Brief »
Find all lines in the listing that include the word "JSON", then copy them.
========================================
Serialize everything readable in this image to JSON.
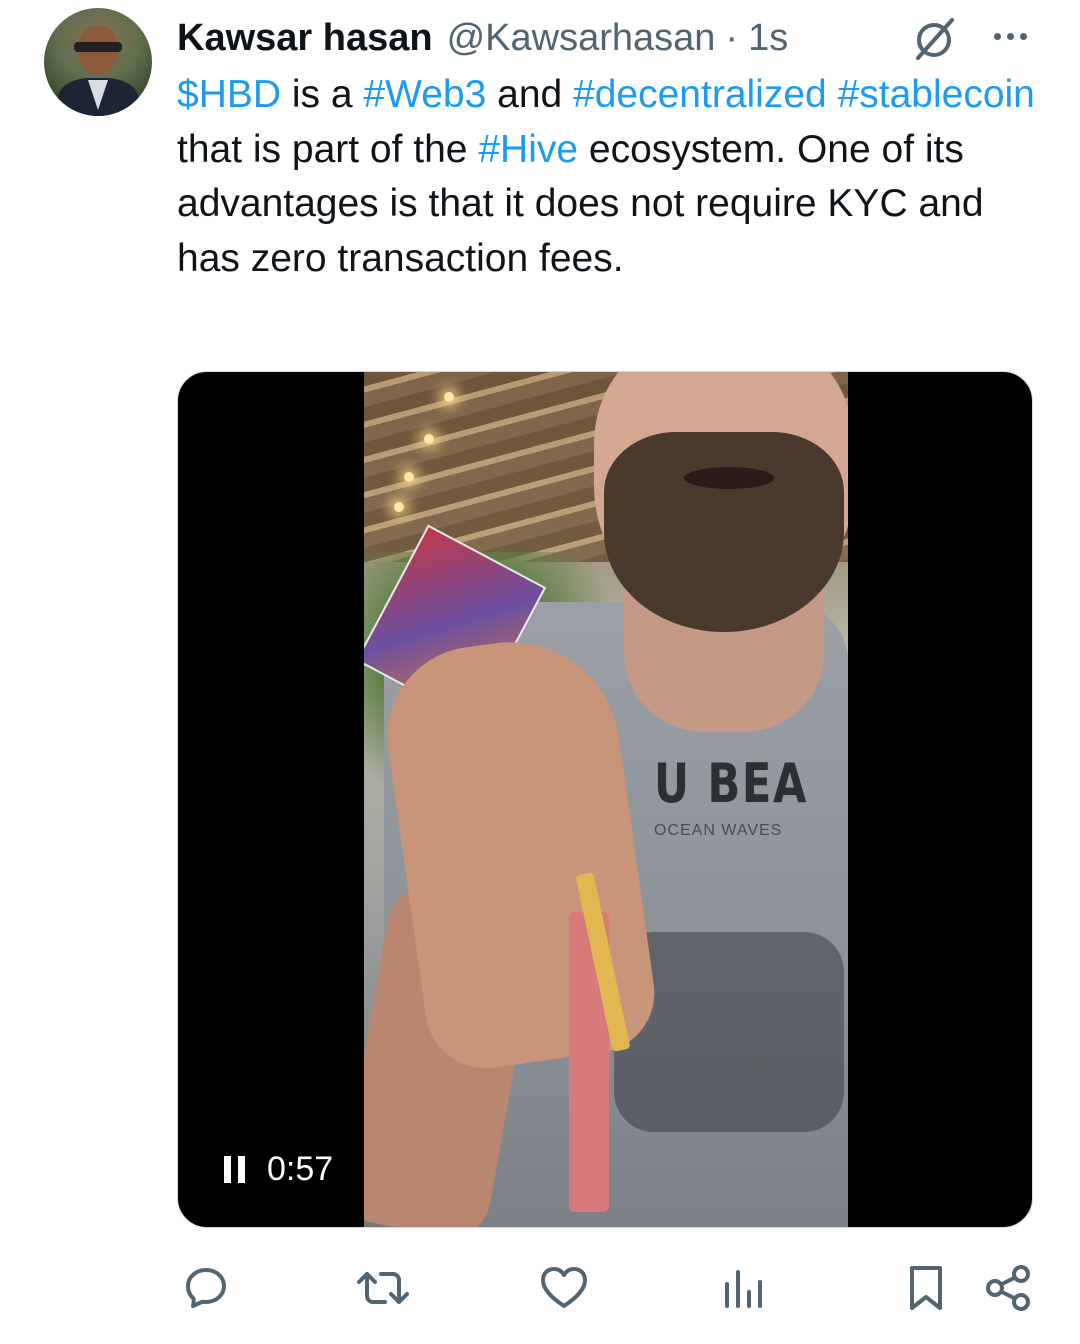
{
  "tweet": {
    "author_name": "Kawsar hasan",
    "author_handle": "@Kawsarhasan",
    "separator": "·",
    "timestamp": "1s",
    "text_segments": [
      {
        "text": "$HBD",
        "type": "cashtag"
      },
      {
        "text": " is a ",
        "type": "plain"
      },
      {
        "text": "#Web3",
        "type": "hashtag"
      },
      {
        "text": " and ",
        "type": "plain"
      },
      {
        "text": "#decentralized",
        "type": "hashtag"
      },
      {
        "text": " ",
        "type": "plain"
      },
      {
        "text": "#stablecoin",
        "type": "hashtag"
      },
      {
        "text": " that is part of the ",
        "type": "plain"
      },
      {
        "text": "#Hive",
        "type": "hashtag"
      },
      {
        "text": " ecosystem. One of its advantages is that it does not require KYC and has zero transaction fees.",
        "type": "plain"
      }
    ]
  },
  "media": {
    "video_duration": "0:57",
    "shirt_print": "U BEA",
    "shirt_subprint": "OCEAN WAVES"
  },
  "actions": {
    "icons": [
      "reply-icon",
      "retweet-icon",
      "like-icon",
      "views-icon",
      "bookmark-icon",
      "share-icon"
    ]
  },
  "colors": {
    "link": "#1d9bf0",
    "secondary_text": "#536471",
    "primary_text": "#0f1419"
  }
}
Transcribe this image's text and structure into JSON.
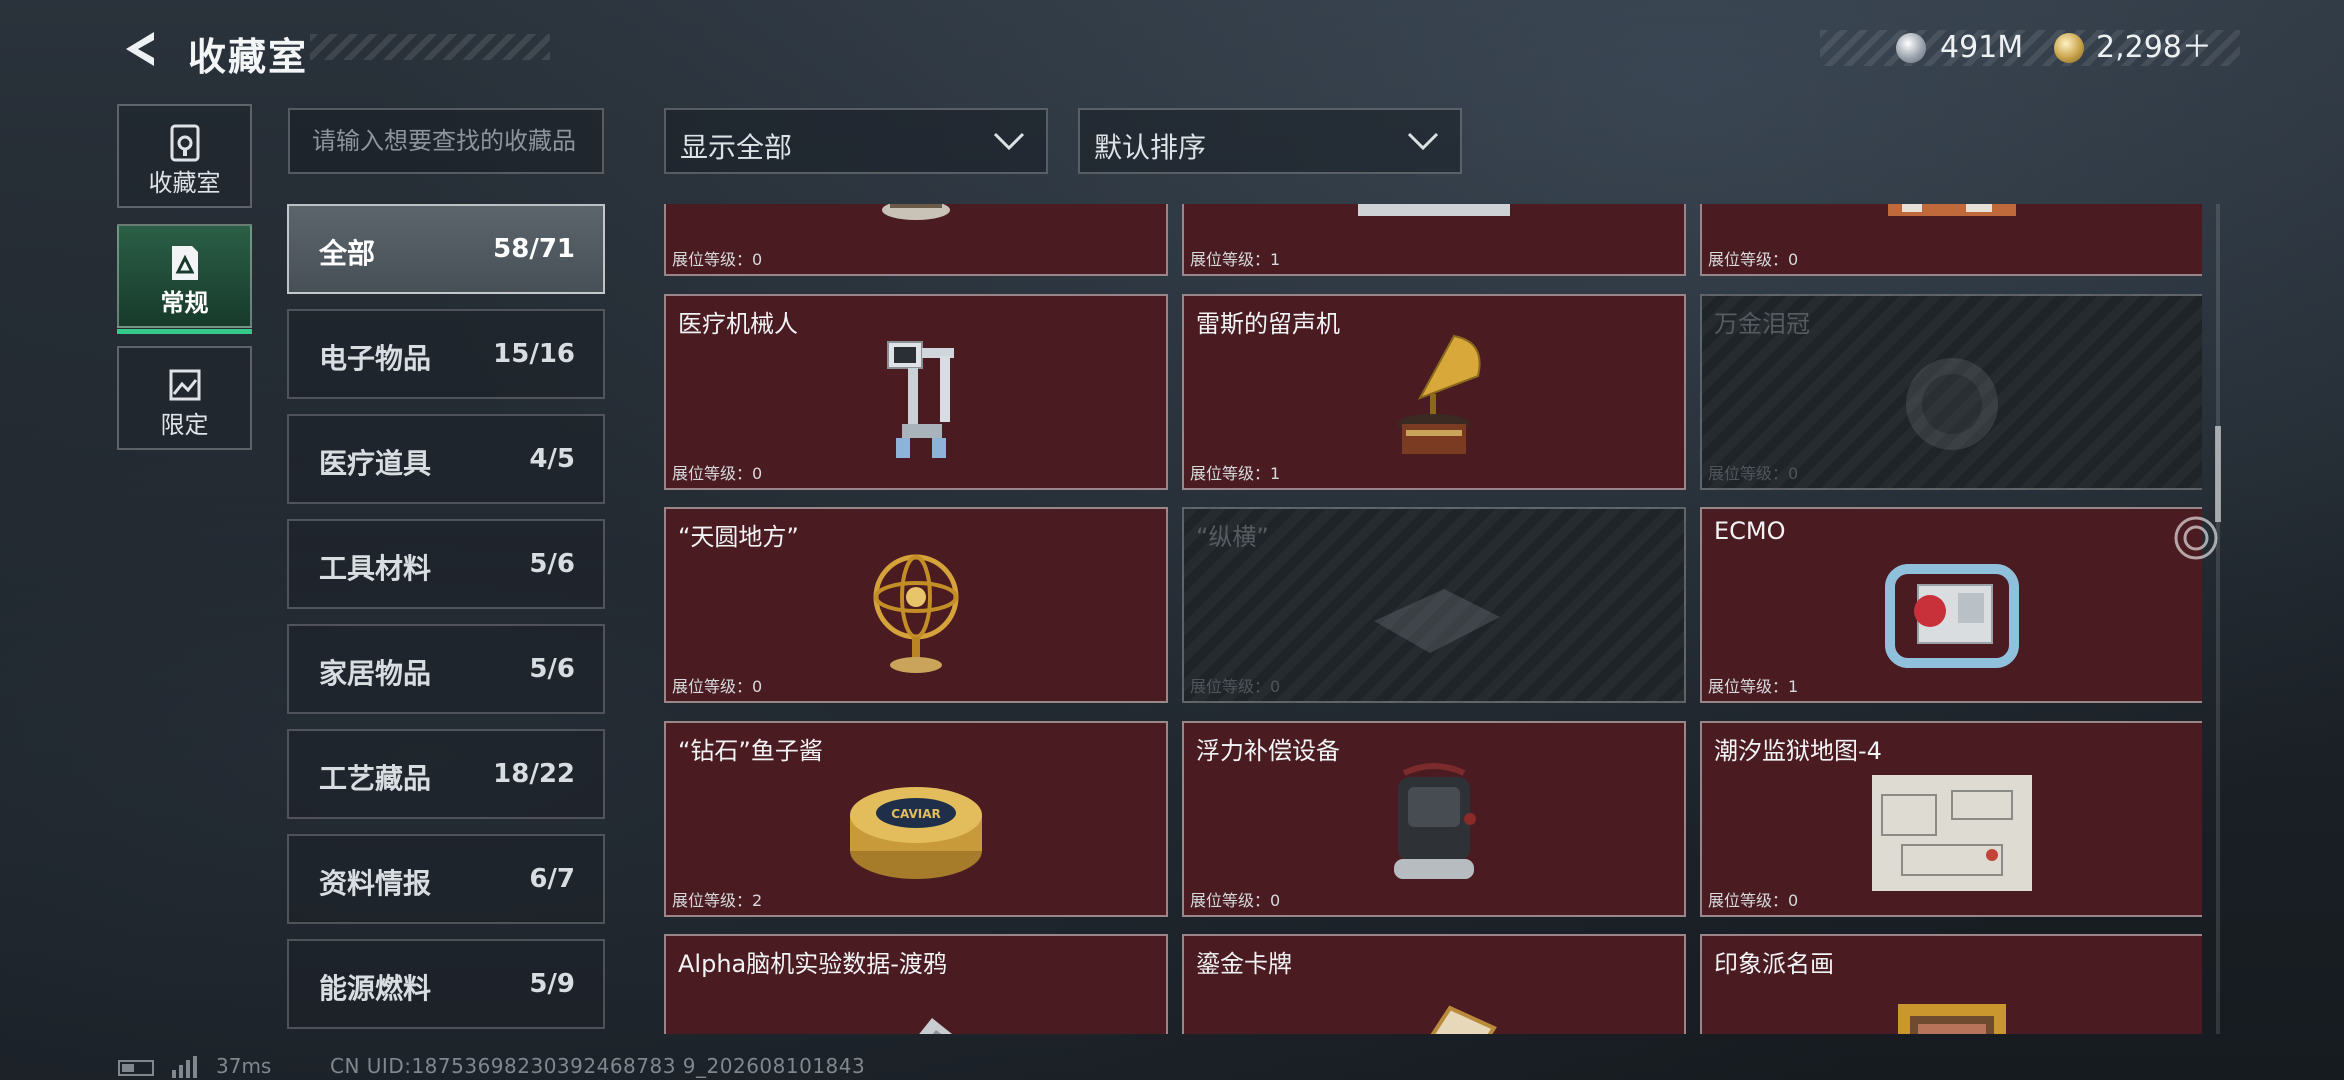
========================================
Answer below »
Serialize everything readable in this image to JSON.
Transcribe this image's text and structure into JSON.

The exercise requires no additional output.